• Instruction:
Give the data again, word for word.

• Dataset:
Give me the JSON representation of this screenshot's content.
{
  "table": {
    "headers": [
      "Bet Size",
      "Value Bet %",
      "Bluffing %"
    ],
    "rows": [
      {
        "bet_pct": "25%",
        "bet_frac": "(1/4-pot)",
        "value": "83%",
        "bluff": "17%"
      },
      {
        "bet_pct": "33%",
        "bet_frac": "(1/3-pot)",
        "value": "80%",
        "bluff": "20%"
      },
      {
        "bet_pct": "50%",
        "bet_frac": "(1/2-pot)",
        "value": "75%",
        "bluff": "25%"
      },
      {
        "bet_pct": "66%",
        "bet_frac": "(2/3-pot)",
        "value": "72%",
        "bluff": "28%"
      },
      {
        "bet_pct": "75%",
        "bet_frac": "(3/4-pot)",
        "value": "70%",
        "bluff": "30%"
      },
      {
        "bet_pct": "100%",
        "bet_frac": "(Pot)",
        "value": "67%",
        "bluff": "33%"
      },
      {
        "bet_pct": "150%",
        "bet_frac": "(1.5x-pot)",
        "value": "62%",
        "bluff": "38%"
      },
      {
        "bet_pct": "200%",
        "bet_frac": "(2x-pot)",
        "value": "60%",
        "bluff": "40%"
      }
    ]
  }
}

• Task output:
Give me the JSON representation of this screenshot's content.
{
  "table": {
    "headers": [
      "Bet Size",
      "Value Bet %",
      "Bluffing %"
    ],
    "rows": [
      {
        "bet_pct": "25%",
        "bet_frac": "(1/4-pot)",
        "value": "83%",
        "bluff": "17%"
      },
      {
        "bet_pct": "33%",
        "bet_frac": "(1/3-pot)",
        "value": "80%",
        "bluff": "20%"
      },
      {
        "bet_pct": "50%",
        "bet_frac": "(1/2-pot)",
        "value": "75%",
        "bluff": "25%"
      },
      {
        "bet_pct": "66%",
        "bet_frac": "(2/3-pot)",
        "value": "72%",
        "bluff": "28%"
      },
      {
        "bet_pct": "75%",
        "bet_frac": "(3/4-pot)",
        "value": "70%",
        "bluff": "30%"
      },
      {
        "bet_pct": "100%",
        "bet_frac": "(Pot)",
        "value": "67%",
        "bluff": "33%"
      },
      {
        "bet_pct": "150%",
        "bet_frac": "(1.5x-pot)",
        "value": "62%",
        "bluff": "38%"
      },
      {
        "bet_pct": "200%",
        "bet_frac": "(2x-pot)",
        "value": "60%",
        "bluff": "40%"
      }
    ]
  }
}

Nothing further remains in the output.